### SUPPLIED MATERIAL:
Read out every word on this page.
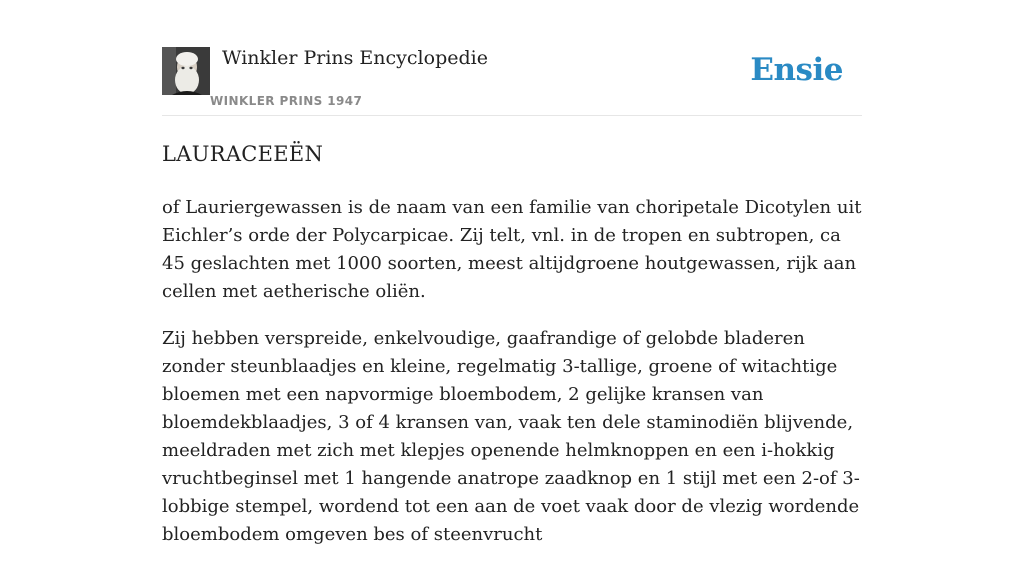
Winkler Prins Encyclopedie
WINKLER PRINS 1947
Ensie
LAURACEEËN

of Lauriergewassen is de naam van een familie van choripetale Dicotylen uit Eichler’s orde der Polycarpicae. Zij telt, vnl. in de tropen en subtropen, ca 45 geslachten met 1000 soorten, meest altijdgroene houtgewassen, rijk aan cellen met aetherische oliën.

Zij hebben verspreide, enkelvoudige, gaafrandige of gelobde bladeren zonder steunblaadjes en kleine, regelmatig 3-tallige, groene of witachtige bloemen met een napvormige bloembodem, 2 gelijke kransen van bloemdekblaadjes, 3 of 4 kransen van, vaak ten dele staminodiën blijvende, meeldraden met zich met klepjes openende helmknoppen en een i-hokkig vruchtbeginsel met 1 hangende anatrope zaadknop en 1 stijl met een 2-of 3-lobbige stempel, wordend tot een aan de voet vaak door de vlezig wordende bloembodem omgeven bes of steenvrucht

### SHORT PROBLEM:
Transcribe all of the entries word for word, but skip any pictures they contain.

### RESPONSE TO THIS TASK:
Read out every word on this page.
Winkler Prins Encyclopedie
WINKLER PRINS 1947
Ensie
LAURACEEËN

of Lauriergewassen is de naam van een familie van choripetale Dicotylen uit Eichler’s orde der Polycarpicae. Zij telt, vnl. in de tropen en subtropen, ca 45 geslachten met 1000 soorten, meest altijdgroene houtgewassen, rijk aan cellen met aetherische oliën.

Zij hebben verspreide, enkelvoudige, gaafrandige of gelobde bladeren zonder steunblaadjes en kleine, regelmatig 3-tallige, groene of witachtige bloemen met een napvormige bloembodem, 2 gelijke kransen van bloemdekblaadjes, 3 of 4 kransen van, vaak ten dele staminodiën blijvende, meeldraden met zich met klepjes openende helmknoppen en een i-hokkig vruchtbeginsel met 1 hangende anatrope zaadknop en 1 stijl met een 2-of 3-lobbige stempel, wordend tot een aan de voet vaak door de vlezig wordende bloembodem omgeven bes of steenvrucht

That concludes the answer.